> WRITTEN INSTRUCTION
For the records below, say how many lines contain the string "this". Give the number only.

[Source data]
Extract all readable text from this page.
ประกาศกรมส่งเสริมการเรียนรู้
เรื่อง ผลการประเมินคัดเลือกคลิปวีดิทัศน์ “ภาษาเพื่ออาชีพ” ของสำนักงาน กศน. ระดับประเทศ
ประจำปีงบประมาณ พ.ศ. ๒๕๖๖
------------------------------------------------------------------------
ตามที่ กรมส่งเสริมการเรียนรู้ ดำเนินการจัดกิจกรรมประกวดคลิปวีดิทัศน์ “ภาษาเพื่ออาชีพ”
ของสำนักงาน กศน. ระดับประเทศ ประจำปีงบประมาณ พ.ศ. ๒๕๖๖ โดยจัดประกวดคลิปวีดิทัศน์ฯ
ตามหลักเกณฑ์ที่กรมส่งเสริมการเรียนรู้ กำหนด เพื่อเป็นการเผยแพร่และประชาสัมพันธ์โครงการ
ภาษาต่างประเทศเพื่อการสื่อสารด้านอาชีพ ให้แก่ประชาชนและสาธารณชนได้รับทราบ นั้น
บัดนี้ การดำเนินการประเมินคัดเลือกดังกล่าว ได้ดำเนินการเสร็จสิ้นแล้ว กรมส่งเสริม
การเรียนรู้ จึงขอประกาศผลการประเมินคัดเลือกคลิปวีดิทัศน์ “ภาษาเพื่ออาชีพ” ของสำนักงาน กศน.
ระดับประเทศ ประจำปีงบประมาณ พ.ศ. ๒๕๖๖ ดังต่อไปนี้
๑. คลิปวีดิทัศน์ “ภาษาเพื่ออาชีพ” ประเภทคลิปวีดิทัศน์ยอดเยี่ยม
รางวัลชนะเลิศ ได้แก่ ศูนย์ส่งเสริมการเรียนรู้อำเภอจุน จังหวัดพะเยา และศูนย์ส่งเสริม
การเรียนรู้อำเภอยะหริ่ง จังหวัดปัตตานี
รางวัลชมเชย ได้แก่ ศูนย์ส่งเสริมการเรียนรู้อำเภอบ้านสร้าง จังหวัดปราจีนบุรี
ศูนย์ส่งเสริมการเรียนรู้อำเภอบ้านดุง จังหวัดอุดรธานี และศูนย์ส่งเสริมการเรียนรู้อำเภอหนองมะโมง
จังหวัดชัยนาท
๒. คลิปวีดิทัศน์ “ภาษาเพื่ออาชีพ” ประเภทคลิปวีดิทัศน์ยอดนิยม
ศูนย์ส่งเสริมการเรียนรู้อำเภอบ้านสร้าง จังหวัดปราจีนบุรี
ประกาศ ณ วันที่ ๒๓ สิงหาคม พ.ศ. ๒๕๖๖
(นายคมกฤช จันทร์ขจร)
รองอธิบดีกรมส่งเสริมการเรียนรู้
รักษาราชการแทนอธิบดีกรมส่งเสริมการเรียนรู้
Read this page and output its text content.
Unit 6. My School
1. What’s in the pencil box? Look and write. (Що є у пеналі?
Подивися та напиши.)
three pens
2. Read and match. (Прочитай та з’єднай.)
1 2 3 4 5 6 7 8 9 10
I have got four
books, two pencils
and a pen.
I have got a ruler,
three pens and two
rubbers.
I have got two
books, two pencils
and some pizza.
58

> RESULT OF THE EXERCISE
2